- SELECTION -
◆ ◆ ◆ ◆
👋 Good Tuesday morning!
In today’s Daily Kickoff, we look at efforts to primary Rep. Jamaal Bowman, and spotlight two women hoping to increase Jewish representation in Georgia’s state legislature. Also in today’s Daily Kickoff: Daniel Rothbart, Tevi Troy and Lise Meitner.
Two of the most prominent anti-Israel lawmakers in Congress — Reps. Summer Lee (D-PA) and Jamaal Bowman (D-NY), both affiliated with the left-wing Squad — are now facing growing political problems back home, Jewish Insider Editor-in-Chief Josh Kraushaar writes.
Bowman, who first won election in 2020 by unseating a sitting incumbent, is facing heat for pulling a fire alarm in a House office building Saturday before Congress was scheduled to vote on a government funding bill. If a United States Capitol Police investigation reveals he pulled the alarm to interfere with congressional voting, he could face legal consequences.
◆ ◆ ◆ ◆
- DATA SUPPLIED -
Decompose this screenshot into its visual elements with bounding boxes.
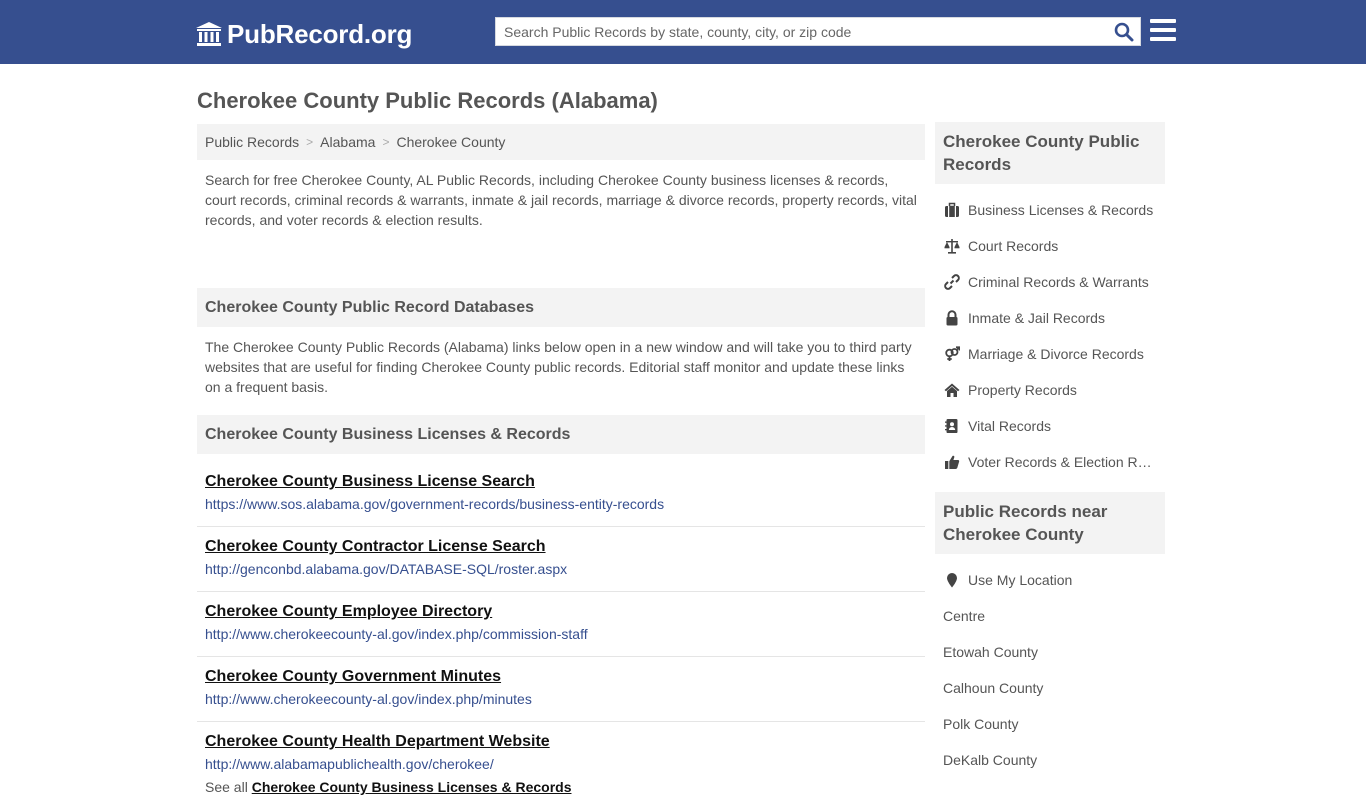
databases-description: The Cherokee County Public Records (Alab… [205, 339, 912, 395]
list-item: Cherokee County Health Department Websit… [197, 722, 925, 787]
sidebar-item-label: Vital Records [968, 418, 1052, 434]
courthouse-icon [196, 22, 222, 46]
sidebar-near-list: Use My Location Centre Etowah County Cal… [935, 554, 1165, 778]
menu-bar [1150, 19, 1176, 23]
intro-text: Search for free Cherokee County, AL Publ… [205, 172, 917, 228]
sidebar-item-label: Criminal Records & Warrants [968, 274, 1149, 290]
sidebar-item-business[interactable]: Business Licenses & Records [935, 192, 1165, 228]
nearby-link[interactable]: Centre [935, 598, 1165, 634]
record-link-url[interactable]: http://www.alabamapublichealth.gov/chero… [205, 756, 917, 773]
see-all-prefix: See all [205, 779, 248, 795]
menu-bar [1150, 28, 1176, 32]
see-all-row: See all Cherokee County Business License… [197, 779, 925, 795]
search-input[interactable] [496, 18, 1096, 45]
venus-mars-icon [943, 346, 961, 362]
briefcase-icon [943, 202, 961, 218]
map-marker-icon [943, 572, 961, 588]
record-link-title[interactable]: Cherokee County Contractor License Searc… [205, 537, 917, 557]
record-link-title[interactable]: Cherokee County Government Minutes [205, 667, 917, 687]
business-heading: Cherokee County Business Licenses & Reco… [197, 415, 925, 454]
home-icon [943, 382, 961, 398]
search-box [495, 17, 1141, 46]
search-button[interactable] [1114, 22, 1134, 42]
breadcrumb-separator: > [382, 135, 390, 149]
sidebar-item-property[interactable]: Property Records [935, 372, 1165, 408]
use-my-location-link[interactable]: Use My Location [935, 562, 1165, 598]
sidebar-item-label: Property Records [968, 382, 1077, 398]
sidebar-item-marriage[interactable]: Marriage & Divorce Records [935, 336, 1165, 372]
list-item: Cherokee County Contractor License Searc… [197, 527, 925, 592]
record-link-url[interactable]: https://www.sos.alabama.gov/government-r… [205, 496, 917, 513]
list-item: Cherokee County Employee Directory http:… [197, 592, 925, 657]
hamburger-menu-button[interactable] [1150, 19, 1176, 41]
sidebar-records-list: Business Licenses & Records Court Record… [935, 184, 1165, 492]
sidebar-item-voter[interactable]: Voter Records & Election Results [935, 444, 1165, 480]
breadcrumb-current: Cherokee County [396, 134, 506, 150]
thumbs-up-icon [943, 454, 961, 470]
link-icon [943, 274, 961, 290]
record-link-title[interactable]: Cherokee County Employee Directory [205, 602, 917, 622]
sidebar-item-label: Court Records [968, 238, 1059, 254]
record-link-url[interactable]: http://genconbd.alabama.gov/DATABASE-SQL… [205, 561, 917, 578]
main-content: Public Records > Alabama > Cherokee Coun… [197, 124, 925, 795]
site-logo[interactable]: PubRecord.org [195, 17, 412, 51]
sidebar-near-heading: Public Records near Cherokee County [935, 492, 1165, 554]
list-item: Cherokee County Government Minutes http:… [197, 657, 925, 722]
nearby-link[interactable]: DeKalb County [935, 742, 1165, 778]
record-link-title[interactable]: Cherokee County Health Department Websit… [205, 732, 917, 752]
list-item: Cherokee County Business License Search … [197, 462, 925, 527]
record-link-url[interactable]: http://www.cherokeecounty-al.gov/index.p… [205, 626, 917, 643]
balance-scale-icon [943, 238, 961, 254]
nearby-link[interactable]: Etowah County [935, 634, 1165, 670]
breadcrumb: Public Records > Alabama > Cherokee Coun… [197, 124, 925, 160]
record-link-url[interactable]: http://www.cherokeecounty-al.gov/index.p… [205, 691, 917, 708]
nearby-link[interactable]: Calhoun County [935, 670, 1165, 706]
business-links-list: Cherokee County Business License Search … [197, 462, 925, 787]
sidebar-item-criminal[interactable]: Criminal Records & Warrants [935, 264, 1165, 300]
see-all-link[interactable]: Cherokee County Business Licenses & Reco… [252, 779, 572, 795]
sidebar-item-label: Business Licenses & Records [968, 202, 1154, 218]
address-book-icon [943, 418, 961, 434]
nearby-link[interactable]: Polk County [935, 706, 1165, 742]
top-navbar: PubRecord.org [0, 0, 1366, 64]
sidebar-item-label: Voter Records & Election Results [968, 454, 1158, 470]
sidebar-item-vital[interactable]: Vital Records [935, 408, 1165, 444]
breadcrumb-public-records[interactable]: Public Records [205, 134, 299, 150]
search-icon [1114, 22, 1134, 42]
menu-bar [1150, 37, 1176, 41]
use-my-location-label: Use My Location [968, 572, 1073, 588]
sidebar-item-label: Marriage & Divorce Records [968, 346, 1144, 362]
lock-icon [943, 310, 961, 326]
record-link-title[interactable]: Cherokee County Business License Search [205, 472, 917, 492]
sidebar-item-court[interactable]: Court Records [935, 228, 1165, 264]
sidebar-item-inmate[interactable]: Inmate & Jail Records [935, 300, 1165, 336]
sidebar-item-label: Inmate & Jail Records [968, 310, 1105, 326]
databases-heading: Cherokee County Public Record Databases [197, 288, 925, 327]
sidebar-records-heading: Cherokee County Public Records [935, 122, 1165, 184]
breadcrumb-alabama[interactable]: Alabama [320, 134, 375, 150]
logo-text: PubRecord.org [227, 18, 413, 49]
page-title: Cherokee County Public Records (Alabama) [197, 88, 658, 113]
breadcrumb-separator: > [306, 135, 314, 149]
sidebar: Cherokee County Public Records Business … [935, 122, 1165, 778]
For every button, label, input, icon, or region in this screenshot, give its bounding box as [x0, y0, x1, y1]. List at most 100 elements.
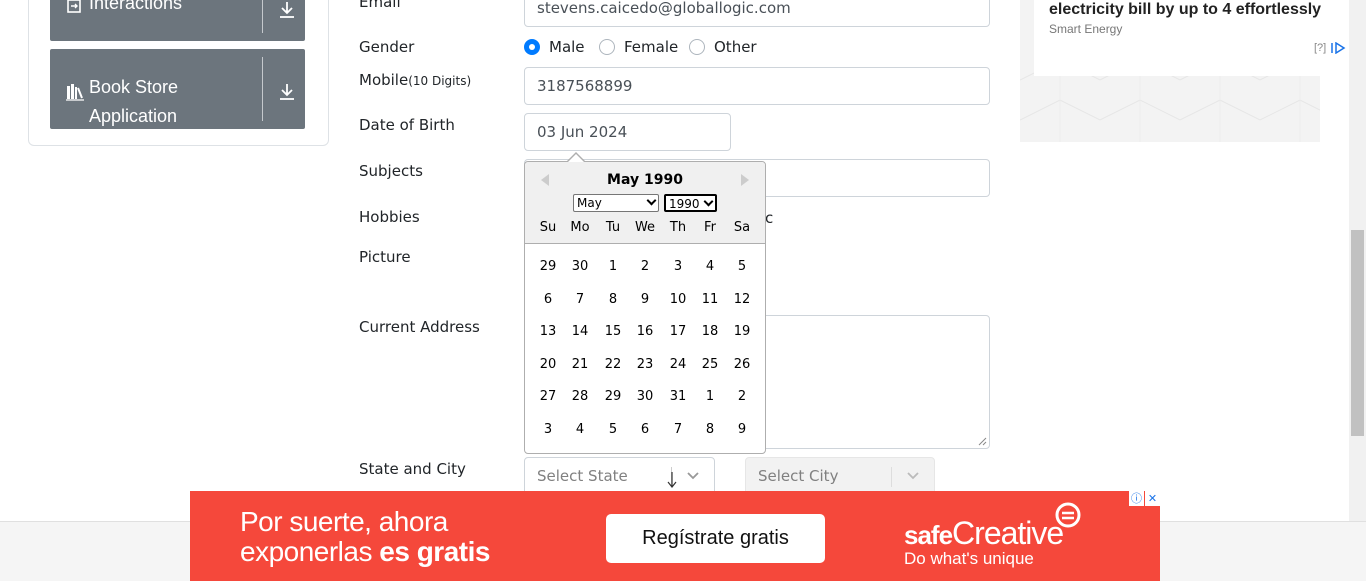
◆ ◆ ◆ ◆
- WORK INSTRUCTIONS -
Reproduce the Daily Kickoff newsletter word for word, starting with "Bowman, who first" and going on through "face legal consequences.".

- OUTPUT OF THE TASK -
Bowman, who first won election in 2020 by unseating a sitting incumbent, is facing heat for pulling a fire alarm in a House office building Saturday before Congress was scheduled to vote on a government funding bill. If a United States Capitol Police investigation reveals he pulled the alarm to interfere with congressional voting, he could face legal consequences.